▶ Given exercise A: In the text on the "Everything Counts" mindset for exercise, what is Michelle Segar's profession?
▶ Given exercise B: From the text on the "Everything Counts" mindset for exercise, extract the passage starting at "For those of" and ending at "you participated in?".

▶ Source text:

******************************

The “Everything Counts” Mindset for Exercise: How to Reframe Your Perspective on Health

everything counts


For those of us who have never been very health-focused throughout our lives, it can be very difficult to build a new healthier lifestyle.

We often see exercise as a “chore” that needs to be done. We try out new routines and diets because we think they are what we should do to “lose weight,” or to “look better,” or to “live longer.”

But while these are good goals to have, they usually aren’t very motivating.

Why? Because they are based on external factors (“we exercise because society says it’s good”), rather than internal factors (“we exercise because we like it and it makes us feel good.”)

Imagine how much easier it would be to build a healthier lifestyle if you genuinely enjoyed the physical activities you participated in?

This is one of the major themes in the new book No Sweat: How the Simple Science of Motivation Can Bring You a Lifetime of Fitness by behavioral psychologist Michelle Segar.

******************************

Dataset rows
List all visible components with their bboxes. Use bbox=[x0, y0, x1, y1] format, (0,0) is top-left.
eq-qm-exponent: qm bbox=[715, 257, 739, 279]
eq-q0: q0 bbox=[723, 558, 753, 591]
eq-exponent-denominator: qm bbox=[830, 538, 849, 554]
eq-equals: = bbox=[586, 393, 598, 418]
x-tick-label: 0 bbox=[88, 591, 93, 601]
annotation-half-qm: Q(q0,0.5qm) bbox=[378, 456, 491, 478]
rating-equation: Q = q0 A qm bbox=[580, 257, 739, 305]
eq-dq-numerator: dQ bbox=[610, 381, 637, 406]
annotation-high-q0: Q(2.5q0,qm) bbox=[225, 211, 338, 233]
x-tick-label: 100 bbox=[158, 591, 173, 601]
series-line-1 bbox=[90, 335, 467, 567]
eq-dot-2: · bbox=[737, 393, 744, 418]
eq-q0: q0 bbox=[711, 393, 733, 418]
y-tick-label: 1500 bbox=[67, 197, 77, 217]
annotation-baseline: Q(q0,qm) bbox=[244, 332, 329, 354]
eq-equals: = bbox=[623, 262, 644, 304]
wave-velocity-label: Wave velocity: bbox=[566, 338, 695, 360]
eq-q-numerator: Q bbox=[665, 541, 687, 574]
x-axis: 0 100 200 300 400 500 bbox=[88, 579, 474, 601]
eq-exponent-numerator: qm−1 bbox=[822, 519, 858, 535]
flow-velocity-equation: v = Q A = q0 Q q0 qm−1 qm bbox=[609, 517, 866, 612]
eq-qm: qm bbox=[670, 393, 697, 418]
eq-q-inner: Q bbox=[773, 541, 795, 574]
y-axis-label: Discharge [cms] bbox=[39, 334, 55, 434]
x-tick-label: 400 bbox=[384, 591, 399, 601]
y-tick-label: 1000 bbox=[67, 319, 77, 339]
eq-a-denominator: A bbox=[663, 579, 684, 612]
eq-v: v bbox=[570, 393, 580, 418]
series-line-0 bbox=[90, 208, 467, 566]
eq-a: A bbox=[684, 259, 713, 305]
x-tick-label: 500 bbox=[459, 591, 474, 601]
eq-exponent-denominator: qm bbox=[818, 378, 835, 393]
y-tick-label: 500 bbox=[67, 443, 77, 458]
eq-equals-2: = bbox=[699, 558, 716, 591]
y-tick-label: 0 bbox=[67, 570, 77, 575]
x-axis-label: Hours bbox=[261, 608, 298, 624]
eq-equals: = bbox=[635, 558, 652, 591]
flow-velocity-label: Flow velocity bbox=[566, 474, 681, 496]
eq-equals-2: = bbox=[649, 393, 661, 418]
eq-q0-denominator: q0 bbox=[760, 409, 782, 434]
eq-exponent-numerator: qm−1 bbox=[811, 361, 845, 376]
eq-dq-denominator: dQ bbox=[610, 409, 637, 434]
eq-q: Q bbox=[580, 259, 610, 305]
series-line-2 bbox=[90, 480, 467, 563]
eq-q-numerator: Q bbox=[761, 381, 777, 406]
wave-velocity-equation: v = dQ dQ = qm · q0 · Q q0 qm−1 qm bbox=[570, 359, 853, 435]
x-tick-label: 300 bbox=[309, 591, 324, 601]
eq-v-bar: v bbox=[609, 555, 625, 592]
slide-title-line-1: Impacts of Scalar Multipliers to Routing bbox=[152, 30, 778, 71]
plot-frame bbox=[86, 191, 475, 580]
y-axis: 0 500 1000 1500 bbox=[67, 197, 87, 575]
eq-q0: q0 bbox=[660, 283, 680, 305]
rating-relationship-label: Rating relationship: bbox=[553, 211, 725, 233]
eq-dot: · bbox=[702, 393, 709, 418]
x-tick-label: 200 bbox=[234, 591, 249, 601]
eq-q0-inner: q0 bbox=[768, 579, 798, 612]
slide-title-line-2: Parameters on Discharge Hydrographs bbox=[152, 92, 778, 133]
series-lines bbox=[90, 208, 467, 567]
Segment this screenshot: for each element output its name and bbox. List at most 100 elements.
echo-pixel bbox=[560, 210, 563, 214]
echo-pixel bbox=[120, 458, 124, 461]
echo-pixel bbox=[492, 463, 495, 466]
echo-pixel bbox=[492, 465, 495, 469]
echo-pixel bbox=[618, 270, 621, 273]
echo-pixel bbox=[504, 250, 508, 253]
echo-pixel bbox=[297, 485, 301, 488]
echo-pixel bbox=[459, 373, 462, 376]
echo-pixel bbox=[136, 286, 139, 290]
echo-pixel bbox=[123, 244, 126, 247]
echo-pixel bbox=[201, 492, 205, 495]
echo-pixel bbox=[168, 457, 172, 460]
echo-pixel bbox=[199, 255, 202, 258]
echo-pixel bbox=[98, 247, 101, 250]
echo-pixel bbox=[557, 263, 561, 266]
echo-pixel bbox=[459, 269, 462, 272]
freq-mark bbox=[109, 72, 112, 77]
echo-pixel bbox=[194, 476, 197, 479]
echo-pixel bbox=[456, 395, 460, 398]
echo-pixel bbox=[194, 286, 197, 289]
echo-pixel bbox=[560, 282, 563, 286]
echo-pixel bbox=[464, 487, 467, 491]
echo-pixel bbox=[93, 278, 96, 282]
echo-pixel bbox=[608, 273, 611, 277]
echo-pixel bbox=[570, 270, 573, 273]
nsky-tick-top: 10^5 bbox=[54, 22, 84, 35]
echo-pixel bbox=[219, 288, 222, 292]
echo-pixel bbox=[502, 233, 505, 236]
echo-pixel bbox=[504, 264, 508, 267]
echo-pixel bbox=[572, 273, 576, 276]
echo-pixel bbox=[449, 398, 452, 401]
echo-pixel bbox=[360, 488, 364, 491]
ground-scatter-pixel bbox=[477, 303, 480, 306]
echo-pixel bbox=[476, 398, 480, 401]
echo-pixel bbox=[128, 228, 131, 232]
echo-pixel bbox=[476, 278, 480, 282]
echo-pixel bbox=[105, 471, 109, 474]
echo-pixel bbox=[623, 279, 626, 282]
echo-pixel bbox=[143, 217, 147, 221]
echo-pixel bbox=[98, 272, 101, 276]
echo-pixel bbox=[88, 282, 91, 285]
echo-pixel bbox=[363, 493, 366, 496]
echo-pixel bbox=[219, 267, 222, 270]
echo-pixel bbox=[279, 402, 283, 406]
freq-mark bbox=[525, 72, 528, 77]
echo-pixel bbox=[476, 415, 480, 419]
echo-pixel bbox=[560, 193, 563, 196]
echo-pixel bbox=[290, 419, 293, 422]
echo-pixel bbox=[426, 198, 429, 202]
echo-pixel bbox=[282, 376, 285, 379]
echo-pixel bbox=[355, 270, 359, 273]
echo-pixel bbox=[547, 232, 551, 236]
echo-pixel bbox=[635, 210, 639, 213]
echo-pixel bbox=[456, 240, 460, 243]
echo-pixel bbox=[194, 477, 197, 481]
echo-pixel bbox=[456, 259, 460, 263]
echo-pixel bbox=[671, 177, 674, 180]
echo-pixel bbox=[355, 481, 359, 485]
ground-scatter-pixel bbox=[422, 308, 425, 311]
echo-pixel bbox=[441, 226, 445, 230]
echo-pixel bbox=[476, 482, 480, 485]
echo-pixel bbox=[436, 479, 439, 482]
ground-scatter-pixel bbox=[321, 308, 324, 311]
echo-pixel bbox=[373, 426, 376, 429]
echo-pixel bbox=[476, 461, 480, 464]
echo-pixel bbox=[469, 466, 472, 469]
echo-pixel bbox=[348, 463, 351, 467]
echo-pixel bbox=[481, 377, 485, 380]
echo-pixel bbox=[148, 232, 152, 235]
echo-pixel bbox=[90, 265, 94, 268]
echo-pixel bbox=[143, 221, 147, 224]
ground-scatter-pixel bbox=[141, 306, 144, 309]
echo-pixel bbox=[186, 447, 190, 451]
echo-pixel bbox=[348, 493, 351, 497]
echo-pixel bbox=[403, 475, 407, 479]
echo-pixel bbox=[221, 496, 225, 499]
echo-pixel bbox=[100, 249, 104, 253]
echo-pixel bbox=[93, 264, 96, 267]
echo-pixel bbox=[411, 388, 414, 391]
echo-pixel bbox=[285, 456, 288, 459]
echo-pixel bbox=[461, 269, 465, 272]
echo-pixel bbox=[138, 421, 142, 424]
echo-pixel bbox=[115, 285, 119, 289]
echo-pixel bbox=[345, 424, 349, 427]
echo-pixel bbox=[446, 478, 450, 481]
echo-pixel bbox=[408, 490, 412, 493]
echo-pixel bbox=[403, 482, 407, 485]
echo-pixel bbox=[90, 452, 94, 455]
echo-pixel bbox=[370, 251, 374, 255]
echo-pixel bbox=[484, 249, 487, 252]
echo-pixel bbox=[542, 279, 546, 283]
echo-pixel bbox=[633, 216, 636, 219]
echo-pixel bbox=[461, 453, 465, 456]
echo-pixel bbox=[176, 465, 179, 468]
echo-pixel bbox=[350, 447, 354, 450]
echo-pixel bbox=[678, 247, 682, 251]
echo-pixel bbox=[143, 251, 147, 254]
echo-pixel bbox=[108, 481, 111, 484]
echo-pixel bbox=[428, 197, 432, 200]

******************************

▶ Result A: She is a behavioral psychologist.

▶ Result B:
For those of us who have never been very health-focused throughout our lives, it can be very difficult to build a new healthier lifestyle.

We often see exercise as a “chore” that needs to be done. We try out new routines and diets because we think they are what we should do to “lose weight,” or to “look better,” or to “live longer.”

But while these are good goals to have, they usually aren’t very motivating.

Why? Because they are based on external factors (“we exercise because society says it’s good”), rather than internal factors (“we exercise because we like it and it makes us feel good.”)

Imagine how much easier it would be to build a healthier lifestyle if you genuinely enjoyed the physical activities you participated in?